### GIVEN TASK:
Print the listing below exactly.

Extracted records
+ + + + + + +

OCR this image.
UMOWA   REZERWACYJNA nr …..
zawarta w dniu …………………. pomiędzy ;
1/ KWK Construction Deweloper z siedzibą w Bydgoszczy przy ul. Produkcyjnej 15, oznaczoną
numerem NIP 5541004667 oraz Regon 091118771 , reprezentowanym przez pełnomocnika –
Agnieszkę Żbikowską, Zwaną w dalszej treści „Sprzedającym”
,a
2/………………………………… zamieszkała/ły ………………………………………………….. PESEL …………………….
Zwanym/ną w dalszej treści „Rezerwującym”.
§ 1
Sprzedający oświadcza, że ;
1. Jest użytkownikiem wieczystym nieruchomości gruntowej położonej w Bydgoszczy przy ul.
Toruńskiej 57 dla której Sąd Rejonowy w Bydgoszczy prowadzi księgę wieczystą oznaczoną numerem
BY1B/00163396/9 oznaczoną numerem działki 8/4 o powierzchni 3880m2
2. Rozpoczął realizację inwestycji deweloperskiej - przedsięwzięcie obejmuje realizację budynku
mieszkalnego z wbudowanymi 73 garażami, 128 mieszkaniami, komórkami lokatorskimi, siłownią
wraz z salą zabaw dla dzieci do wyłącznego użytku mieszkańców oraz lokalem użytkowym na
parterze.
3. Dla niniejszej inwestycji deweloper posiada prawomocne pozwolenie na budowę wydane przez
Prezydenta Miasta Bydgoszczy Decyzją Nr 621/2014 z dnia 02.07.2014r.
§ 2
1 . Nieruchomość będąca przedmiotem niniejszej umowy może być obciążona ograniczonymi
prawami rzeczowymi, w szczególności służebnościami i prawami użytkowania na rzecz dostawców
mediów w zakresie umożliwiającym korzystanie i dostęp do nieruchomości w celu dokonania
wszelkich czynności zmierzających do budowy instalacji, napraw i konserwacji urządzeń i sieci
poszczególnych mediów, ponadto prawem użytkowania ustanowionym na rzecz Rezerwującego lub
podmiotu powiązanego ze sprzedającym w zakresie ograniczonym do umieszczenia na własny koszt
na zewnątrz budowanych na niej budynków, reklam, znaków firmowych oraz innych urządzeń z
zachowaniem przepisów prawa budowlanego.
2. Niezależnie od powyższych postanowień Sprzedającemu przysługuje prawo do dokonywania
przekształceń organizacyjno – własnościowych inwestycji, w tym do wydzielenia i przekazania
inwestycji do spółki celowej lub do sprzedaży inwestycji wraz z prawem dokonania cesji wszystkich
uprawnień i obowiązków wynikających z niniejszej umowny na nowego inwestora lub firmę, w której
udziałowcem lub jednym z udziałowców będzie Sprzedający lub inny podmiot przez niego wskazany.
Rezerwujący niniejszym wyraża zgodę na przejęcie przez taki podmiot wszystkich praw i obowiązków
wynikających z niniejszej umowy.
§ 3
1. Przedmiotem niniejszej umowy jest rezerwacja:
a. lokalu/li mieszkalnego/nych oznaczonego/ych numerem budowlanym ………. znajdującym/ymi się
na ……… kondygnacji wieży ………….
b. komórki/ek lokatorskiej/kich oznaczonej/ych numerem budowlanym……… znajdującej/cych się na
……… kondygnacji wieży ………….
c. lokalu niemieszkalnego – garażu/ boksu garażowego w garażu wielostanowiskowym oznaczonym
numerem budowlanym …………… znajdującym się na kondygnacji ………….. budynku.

+ + + + + + +

### COMPLETED EXERCISE:
OCR this image.
UMOWA   REZERWACYJNA nr …..
zawarta w dniu …………………. pomiędzy ;
1/ KWK Construction Deweloper z siedzibą w Bydgoszczy przy ul. Produkcyjnej 15, oznaczoną
numerem NIP 5541004667 oraz Regon 091118771 , reprezentowanym przez pełnomocnika –
Agnieszkę Żbikowską, Zwaną w dalszej treści „Sprzedającym”
,a
2/………………………………… zamieszkała/ły ………………………………………………….. PESEL …………………….
Zwanym/ną w dalszej treści „Rezerwującym”.
§ 1
Sprzedający oświadcza, że ;
1. Jest użytkownikiem wieczystym nieruchomości gruntowej położonej w Bydgoszczy przy ul.
Toruńskiej 57 dla której Sąd Rejonowy w Bydgoszczy prowadzi księgę wieczystą oznaczoną numerem
BY1B/00163396/9 oznaczoną numerem działki 8/4 o powierzchni 3880m2
2. Rozpoczął realizację inwestycji deweloperskiej - przedsięwzięcie obejmuje realizację budynku
mieszkalnego z wbudowanymi 73 garażami, 128 mieszkaniami, komórkami lokatorskimi, siłownią
wraz z salą zabaw dla dzieci do wyłącznego użytku mieszkańców oraz lokalem użytkowym na
parterze.
3. Dla niniejszej inwestycji deweloper posiada prawomocne pozwolenie na budowę wydane przez
Prezydenta Miasta Bydgoszczy Decyzją Nr 621/2014 z dnia 02.07.2014r.
§ 2
1 . Nieruchomość będąca przedmiotem niniejszej umowy może być obciążona ograniczonymi
prawami rzeczowymi, w szczególności służebnościami i prawami użytkowania na rzecz dostawców
mediów w zakresie umożliwiającym korzystanie i dostęp do nieruchomości w celu dokonania
wszelkich czynności zmierzających do budowy instalacji, napraw i konserwacji urządzeń i sieci
poszczególnych mediów, ponadto prawem użytkowania ustanowionym na rzecz Rezerwującego lub
podmiotu powiązanego ze sprzedającym w zakresie ograniczonym do umieszczenia na własny koszt
na zewnątrz budowanych na niej budynków, reklam, znaków firmowych oraz innych urządzeń z
zachowaniem przepisów prawa budowlanego.
2. Niezależnie od powyższych postanowień Sprzedającemu przysługuje prawo do dokonywania
przekształceń organizacyjno – własnościowych inwestycji, w tym do wydzielenia i przekazania
inwestycji do spółki celowej lub do sprzedaży inwestycji wraz z prawem dokonania cesji wszystkich
uprawnień i obowiązków wynikających z niniejszej umowny na nowego inwestora lub firmę, w której
udziałowcem lub jednym z udziałowców będzie Sprzedający lub inny podmiot przez niego wskazany.
Rezerwujący niniejszym wyraża zgodę na przejęcie przez taki podmiot wszystkich praw i obowiązków
wynikających z niniejszej umowy.
§ 3
1. Przedmiotem niniejszej umowy jest rezerwacja:
a. lokalu/li mieszkalnego/nych oznaczonego/ych numerem budowlanym ………. znajdującym/ymi się
na ……… kondygnacji wieży ………….
b. komórki/ek lokatorskiej/kich oznaczonej/ych numerem budowlanym……… znajdującej/cych się na
……… kondygnacji wieży ………….
c. lokalu niemieszkalnego – garażu/ boksu garażowego w garażu wielostanowiskowym oznaczonym
numerem budowlanym …………… znajdującym się na kondygnacji ………….. budynku.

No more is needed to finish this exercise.